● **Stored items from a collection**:
§

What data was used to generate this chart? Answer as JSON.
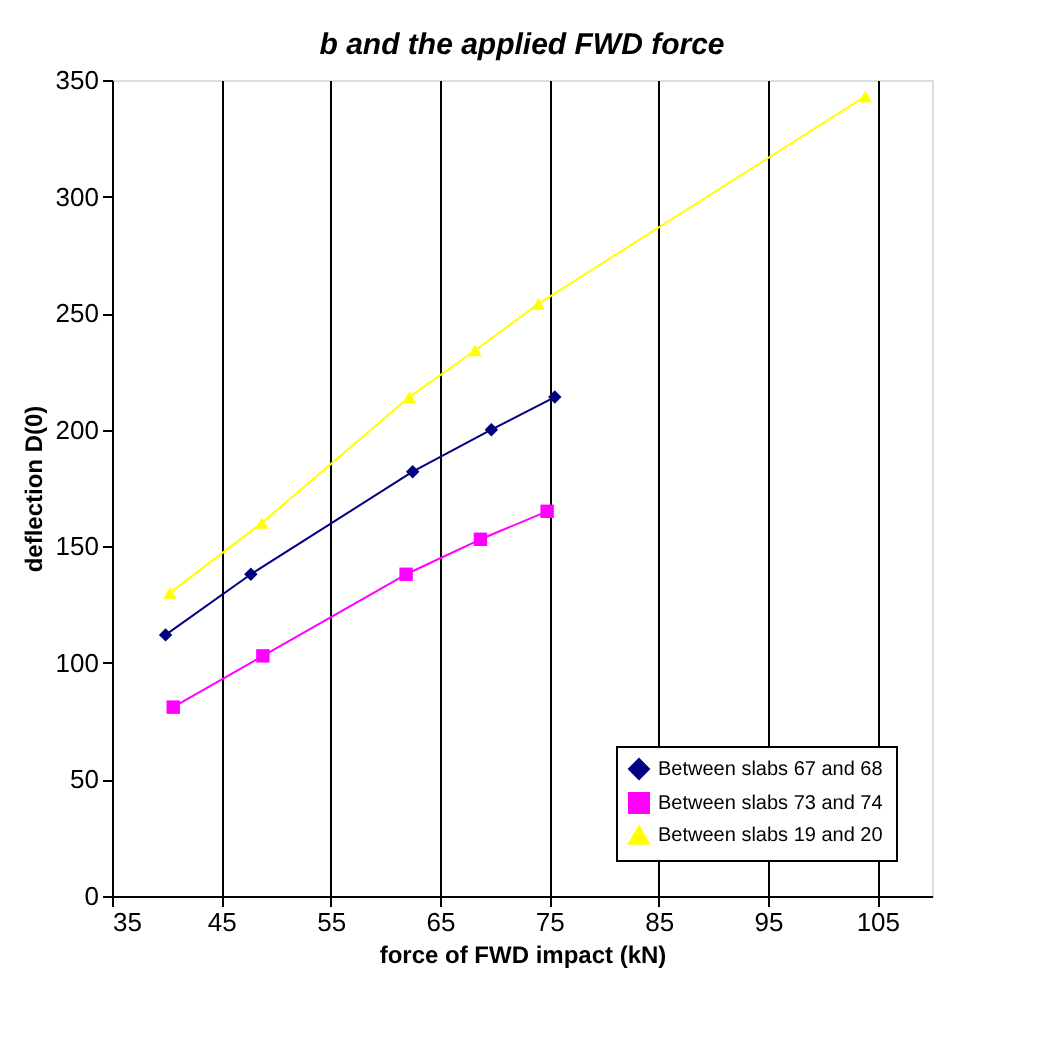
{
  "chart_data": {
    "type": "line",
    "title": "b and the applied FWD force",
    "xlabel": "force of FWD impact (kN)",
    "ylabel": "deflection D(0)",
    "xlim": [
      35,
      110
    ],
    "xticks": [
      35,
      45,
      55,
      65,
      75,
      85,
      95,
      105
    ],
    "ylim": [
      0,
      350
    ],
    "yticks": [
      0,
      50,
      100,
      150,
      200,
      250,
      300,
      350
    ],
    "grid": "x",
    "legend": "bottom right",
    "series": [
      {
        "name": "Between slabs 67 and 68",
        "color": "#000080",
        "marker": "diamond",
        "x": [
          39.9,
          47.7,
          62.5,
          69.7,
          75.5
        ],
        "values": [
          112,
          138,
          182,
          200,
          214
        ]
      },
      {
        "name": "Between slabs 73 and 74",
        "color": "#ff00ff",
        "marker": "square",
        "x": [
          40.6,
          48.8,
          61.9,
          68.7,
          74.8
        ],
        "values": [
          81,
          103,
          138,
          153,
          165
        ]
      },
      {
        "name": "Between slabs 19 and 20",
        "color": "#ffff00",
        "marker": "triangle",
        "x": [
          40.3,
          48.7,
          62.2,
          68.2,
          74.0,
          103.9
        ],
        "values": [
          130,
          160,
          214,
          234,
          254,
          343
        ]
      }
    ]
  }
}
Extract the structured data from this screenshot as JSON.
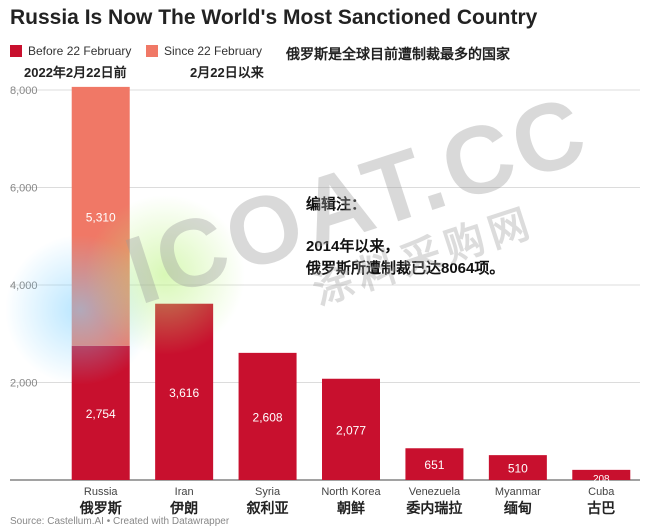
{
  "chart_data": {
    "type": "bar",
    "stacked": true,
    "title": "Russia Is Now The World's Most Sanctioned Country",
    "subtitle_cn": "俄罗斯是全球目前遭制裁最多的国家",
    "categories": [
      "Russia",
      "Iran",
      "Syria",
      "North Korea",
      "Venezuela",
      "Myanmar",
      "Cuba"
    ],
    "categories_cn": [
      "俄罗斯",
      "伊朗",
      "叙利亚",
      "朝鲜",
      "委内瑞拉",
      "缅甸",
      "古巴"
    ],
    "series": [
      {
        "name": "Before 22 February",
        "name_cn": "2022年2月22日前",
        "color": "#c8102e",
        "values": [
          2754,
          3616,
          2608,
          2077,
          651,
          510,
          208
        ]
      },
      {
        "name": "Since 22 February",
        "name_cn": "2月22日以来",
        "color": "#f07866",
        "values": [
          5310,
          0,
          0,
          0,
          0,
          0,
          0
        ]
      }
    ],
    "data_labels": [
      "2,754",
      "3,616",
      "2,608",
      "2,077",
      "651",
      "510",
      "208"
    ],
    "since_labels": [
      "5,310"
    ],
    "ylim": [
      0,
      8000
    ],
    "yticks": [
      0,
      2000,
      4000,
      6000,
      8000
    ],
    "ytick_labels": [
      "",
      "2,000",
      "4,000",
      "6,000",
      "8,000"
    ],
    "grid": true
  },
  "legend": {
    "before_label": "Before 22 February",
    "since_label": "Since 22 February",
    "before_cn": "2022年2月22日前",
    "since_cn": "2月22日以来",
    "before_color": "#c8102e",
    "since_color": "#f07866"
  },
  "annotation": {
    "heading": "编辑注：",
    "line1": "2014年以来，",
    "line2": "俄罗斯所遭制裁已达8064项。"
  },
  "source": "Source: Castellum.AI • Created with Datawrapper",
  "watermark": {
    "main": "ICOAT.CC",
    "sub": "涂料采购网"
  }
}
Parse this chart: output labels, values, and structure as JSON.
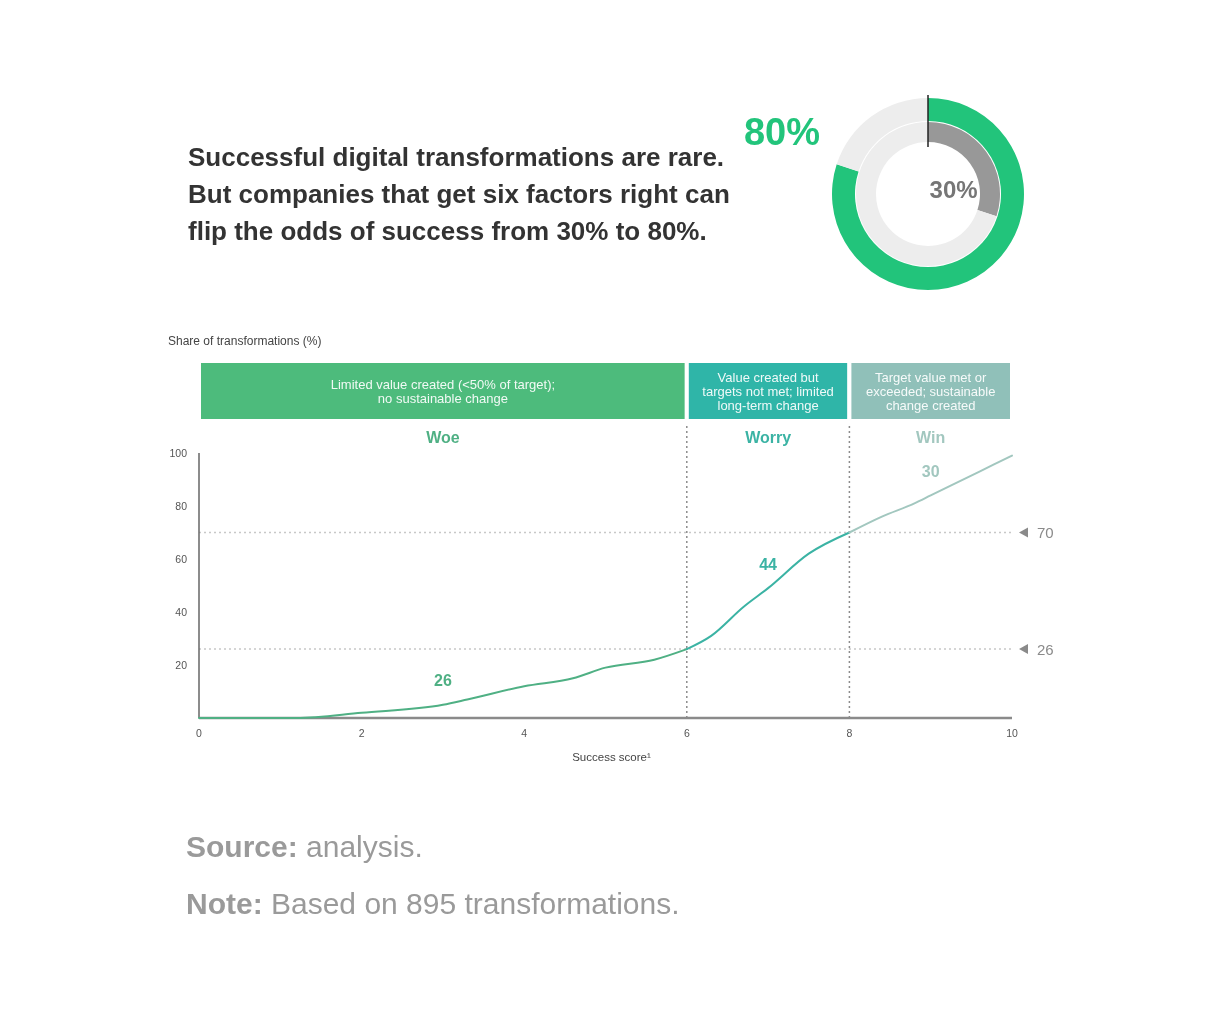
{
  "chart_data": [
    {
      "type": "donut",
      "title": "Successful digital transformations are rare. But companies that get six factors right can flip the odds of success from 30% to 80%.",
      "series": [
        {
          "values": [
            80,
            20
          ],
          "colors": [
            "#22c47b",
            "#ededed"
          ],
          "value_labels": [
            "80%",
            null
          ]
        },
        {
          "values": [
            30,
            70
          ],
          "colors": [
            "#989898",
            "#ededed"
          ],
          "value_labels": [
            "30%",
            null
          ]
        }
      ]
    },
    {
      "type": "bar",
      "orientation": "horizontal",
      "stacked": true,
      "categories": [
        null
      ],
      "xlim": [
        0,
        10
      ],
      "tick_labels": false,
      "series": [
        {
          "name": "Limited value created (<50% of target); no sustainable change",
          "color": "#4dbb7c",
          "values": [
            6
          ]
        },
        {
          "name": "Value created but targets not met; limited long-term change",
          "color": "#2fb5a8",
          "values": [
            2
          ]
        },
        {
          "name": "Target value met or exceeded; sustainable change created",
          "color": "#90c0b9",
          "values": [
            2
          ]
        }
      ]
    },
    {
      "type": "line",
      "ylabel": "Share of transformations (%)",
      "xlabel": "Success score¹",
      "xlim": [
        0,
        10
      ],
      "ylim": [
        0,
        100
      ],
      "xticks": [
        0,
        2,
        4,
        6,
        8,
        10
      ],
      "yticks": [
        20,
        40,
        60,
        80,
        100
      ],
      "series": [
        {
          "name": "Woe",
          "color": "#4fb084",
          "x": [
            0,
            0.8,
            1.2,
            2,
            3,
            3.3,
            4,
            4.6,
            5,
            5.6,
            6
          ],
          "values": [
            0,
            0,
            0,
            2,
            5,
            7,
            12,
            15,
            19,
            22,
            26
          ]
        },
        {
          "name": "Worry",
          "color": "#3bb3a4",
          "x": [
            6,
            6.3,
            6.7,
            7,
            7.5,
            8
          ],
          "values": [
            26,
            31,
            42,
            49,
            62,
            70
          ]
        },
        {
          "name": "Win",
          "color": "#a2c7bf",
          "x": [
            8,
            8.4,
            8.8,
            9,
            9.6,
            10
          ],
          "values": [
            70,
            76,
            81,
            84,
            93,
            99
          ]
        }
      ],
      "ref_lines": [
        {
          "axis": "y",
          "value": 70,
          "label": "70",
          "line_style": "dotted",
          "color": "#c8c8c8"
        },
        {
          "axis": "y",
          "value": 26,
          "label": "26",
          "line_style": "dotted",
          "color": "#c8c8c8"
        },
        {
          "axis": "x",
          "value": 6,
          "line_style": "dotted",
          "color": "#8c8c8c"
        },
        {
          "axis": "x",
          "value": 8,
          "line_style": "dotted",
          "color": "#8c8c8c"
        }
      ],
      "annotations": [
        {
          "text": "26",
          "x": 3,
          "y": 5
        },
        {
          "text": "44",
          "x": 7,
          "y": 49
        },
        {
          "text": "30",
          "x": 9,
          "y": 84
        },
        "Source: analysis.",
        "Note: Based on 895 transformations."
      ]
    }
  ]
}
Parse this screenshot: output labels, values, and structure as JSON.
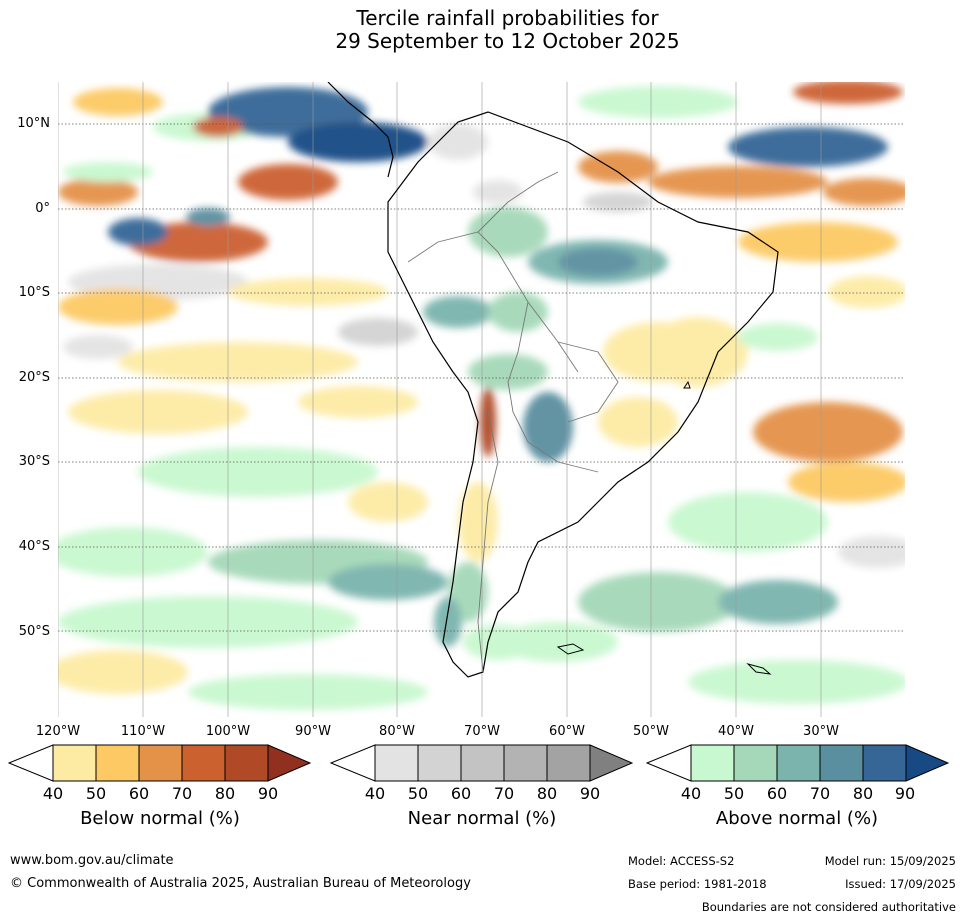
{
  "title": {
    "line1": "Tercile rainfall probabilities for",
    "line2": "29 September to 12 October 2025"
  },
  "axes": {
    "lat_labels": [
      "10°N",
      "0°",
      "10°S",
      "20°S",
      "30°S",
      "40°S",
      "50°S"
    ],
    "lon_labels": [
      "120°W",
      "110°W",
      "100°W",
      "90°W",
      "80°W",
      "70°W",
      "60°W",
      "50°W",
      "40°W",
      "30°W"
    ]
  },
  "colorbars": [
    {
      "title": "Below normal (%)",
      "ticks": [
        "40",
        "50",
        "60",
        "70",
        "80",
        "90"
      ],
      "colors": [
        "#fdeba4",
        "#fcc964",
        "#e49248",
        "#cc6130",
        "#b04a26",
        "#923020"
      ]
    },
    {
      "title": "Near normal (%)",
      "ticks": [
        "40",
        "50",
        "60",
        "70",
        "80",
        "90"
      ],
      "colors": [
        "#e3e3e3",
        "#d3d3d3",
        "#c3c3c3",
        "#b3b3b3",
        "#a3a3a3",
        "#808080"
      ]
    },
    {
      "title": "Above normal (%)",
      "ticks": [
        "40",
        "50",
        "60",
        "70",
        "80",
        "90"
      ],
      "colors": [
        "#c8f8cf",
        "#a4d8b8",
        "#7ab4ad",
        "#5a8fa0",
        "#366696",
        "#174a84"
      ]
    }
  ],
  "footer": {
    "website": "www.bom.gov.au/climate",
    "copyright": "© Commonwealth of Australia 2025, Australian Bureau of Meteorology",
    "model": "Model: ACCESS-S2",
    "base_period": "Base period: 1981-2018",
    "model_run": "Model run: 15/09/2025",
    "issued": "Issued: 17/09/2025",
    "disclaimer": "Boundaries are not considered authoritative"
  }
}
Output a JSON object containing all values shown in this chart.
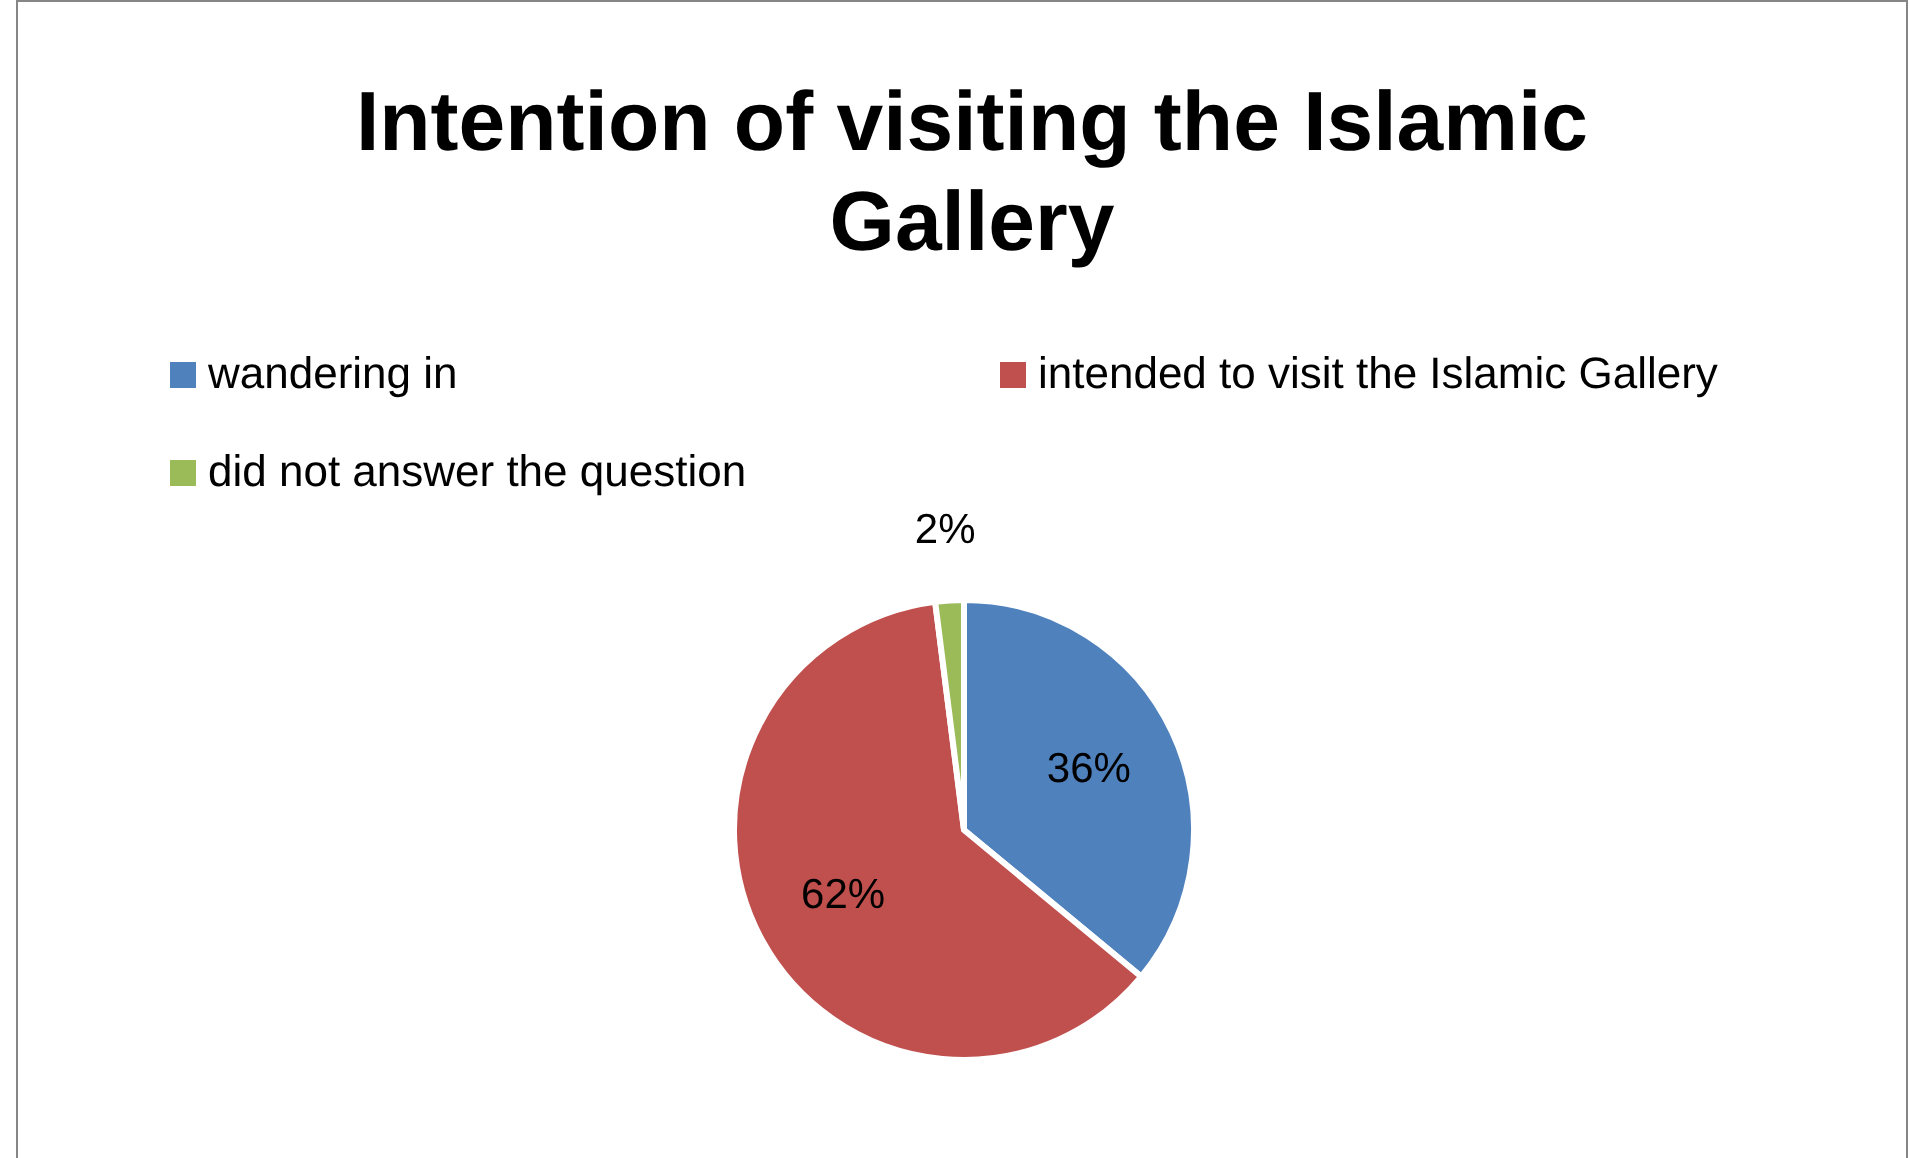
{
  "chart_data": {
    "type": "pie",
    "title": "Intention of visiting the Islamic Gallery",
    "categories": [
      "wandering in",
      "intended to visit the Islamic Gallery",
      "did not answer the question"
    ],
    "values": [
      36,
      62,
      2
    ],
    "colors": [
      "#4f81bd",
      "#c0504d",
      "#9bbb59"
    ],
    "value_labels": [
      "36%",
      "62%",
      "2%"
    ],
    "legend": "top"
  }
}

§

● **Instructions for the task**:
Word for word, restate the lines from the one containing "Output a JSON" through the end of the listing, and nothing more. Skip the pictures.

● **Response to the task**:
Output a JSON object containing all values shown in this chart.
{
  "chart_data": {
    "type": "pie",
    "title": "Intention of visiting the Islamic Gallery",
    "categories": [
      "wandering in",
      "intended to visit the Islamic Gallery",
      "did not answer the question"
    ],
    "values": [
      36,
      62,
      2
    ],
    "colors": [
      "#4f81bd",
      "#c0504d",
      "#9bbb59"
    ],
    "value_labels": [
      "36%",
      "62%",
      "2%"
    ],
    "legend": "top"
  }
}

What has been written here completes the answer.